SET EXERCISE:
Would you transcribe the listing that follows, character for character, and omit its images?

[Collected data entries]
——

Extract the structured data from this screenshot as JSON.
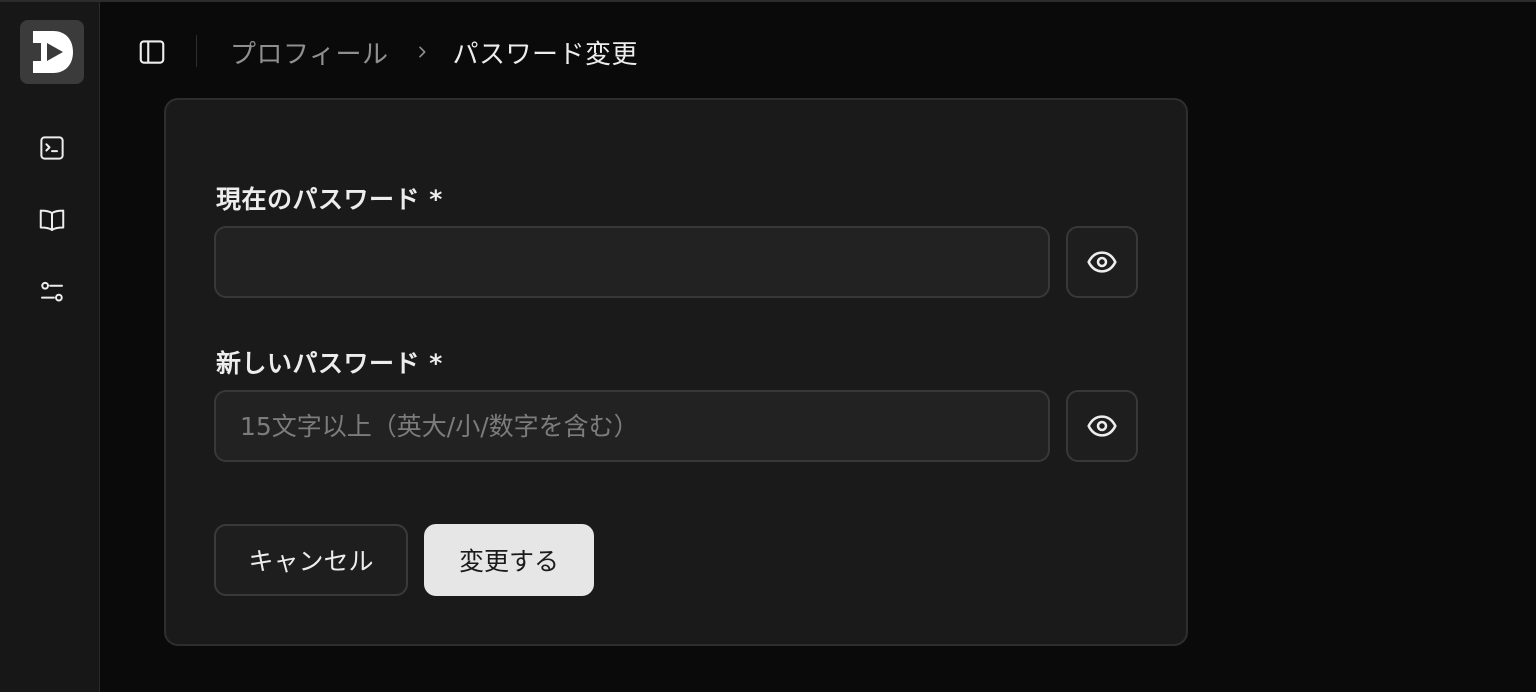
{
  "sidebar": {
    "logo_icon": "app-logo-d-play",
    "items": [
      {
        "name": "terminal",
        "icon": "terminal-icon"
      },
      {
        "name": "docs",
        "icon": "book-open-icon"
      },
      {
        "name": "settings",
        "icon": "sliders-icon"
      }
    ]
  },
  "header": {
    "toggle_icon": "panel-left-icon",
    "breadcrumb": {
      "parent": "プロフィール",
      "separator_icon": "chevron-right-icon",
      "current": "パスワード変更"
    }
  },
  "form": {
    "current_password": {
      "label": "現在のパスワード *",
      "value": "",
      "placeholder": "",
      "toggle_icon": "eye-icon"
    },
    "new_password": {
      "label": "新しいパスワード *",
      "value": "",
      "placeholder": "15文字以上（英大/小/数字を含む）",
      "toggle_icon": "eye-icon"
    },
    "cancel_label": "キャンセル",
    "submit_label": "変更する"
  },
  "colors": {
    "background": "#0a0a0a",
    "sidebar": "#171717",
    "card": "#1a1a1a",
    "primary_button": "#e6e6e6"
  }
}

——

CORRECT ANSWER:
Extract the structured data from this screenshot as JSON.
{
  "sidebar": {
    "logo_icon": "app-logo-d-play",
    "items": [
      {
        "name": "terminal",
        "icon": "terminal-icon"
      },
      {
        "name": "docs",
        "icon": "book-open-icon"
      },
      {
        "name": "settings",
        "icon": "sliders-icon"
      }
    ]
  },
  "header": {
    "toggle_icon": "panel-left-icon",
    "breadcrumb": {
      "parent": "プロフィール",
      "separator_icon": "chevron-right-icon",
      "current": "パスワード変更"
    }
  },
  "form": {
    "current_password": {
      "label": "現在のパスワード *",
      "value": "",
      "placeholder": "",
      "toggle_icon": "eye-icon"
    },
    "new_password": {
      "label": "新しいパスワード *",
      "value": "",
      "placeholder": "15文字以上（英大/小/数字を含む）",
      "toggle_icon": "eye-icon"
    },
    "cancel_label": "キャンセル",
    "submit_label": "変更する"
  },
  "colors": {
    "background": "#0a0a0a",
    "sidebar": "#171717",
    "card": "#1a1a1a",
    "primary_button": "#e6e6e6"
  }
}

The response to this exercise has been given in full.